DATASET ENTRIES:
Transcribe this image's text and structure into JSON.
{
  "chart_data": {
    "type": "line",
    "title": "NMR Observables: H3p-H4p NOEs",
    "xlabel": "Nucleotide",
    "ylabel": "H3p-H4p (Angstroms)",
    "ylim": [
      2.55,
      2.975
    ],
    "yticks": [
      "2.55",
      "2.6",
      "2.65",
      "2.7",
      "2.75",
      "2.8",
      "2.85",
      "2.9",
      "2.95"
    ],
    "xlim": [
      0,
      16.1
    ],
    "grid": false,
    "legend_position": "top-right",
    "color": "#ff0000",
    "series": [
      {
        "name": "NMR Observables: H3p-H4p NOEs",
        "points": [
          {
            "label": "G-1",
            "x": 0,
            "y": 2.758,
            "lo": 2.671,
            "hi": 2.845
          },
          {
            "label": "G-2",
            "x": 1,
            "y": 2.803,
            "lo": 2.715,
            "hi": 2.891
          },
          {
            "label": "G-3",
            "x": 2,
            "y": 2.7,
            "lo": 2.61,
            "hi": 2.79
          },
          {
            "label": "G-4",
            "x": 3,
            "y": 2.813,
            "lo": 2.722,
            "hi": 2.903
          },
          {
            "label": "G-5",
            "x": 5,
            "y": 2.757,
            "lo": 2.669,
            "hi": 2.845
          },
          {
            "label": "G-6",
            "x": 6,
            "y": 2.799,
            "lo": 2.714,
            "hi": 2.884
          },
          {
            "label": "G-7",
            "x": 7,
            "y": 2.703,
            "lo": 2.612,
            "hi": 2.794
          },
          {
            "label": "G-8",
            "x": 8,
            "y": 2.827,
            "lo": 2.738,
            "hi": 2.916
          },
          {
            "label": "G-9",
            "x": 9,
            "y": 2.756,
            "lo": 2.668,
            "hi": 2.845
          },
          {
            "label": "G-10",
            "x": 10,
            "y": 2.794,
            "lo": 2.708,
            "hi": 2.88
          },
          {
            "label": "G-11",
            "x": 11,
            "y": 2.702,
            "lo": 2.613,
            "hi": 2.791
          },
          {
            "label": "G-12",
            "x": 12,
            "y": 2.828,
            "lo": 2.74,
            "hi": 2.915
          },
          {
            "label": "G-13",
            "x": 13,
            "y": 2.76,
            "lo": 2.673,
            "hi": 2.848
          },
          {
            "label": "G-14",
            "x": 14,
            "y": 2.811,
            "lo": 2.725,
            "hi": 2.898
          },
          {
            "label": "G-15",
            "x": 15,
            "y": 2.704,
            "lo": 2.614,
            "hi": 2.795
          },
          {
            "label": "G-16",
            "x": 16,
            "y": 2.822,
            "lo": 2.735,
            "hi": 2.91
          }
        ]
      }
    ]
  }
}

TASK PROMPT: Read the entries above, then pull out the lines that include "Observables".

TASK RESULT:
    "title": "NMR Observables: H3p-H4p NOEs",
        "name": "NMR Observables: H3p-H4p NOEs",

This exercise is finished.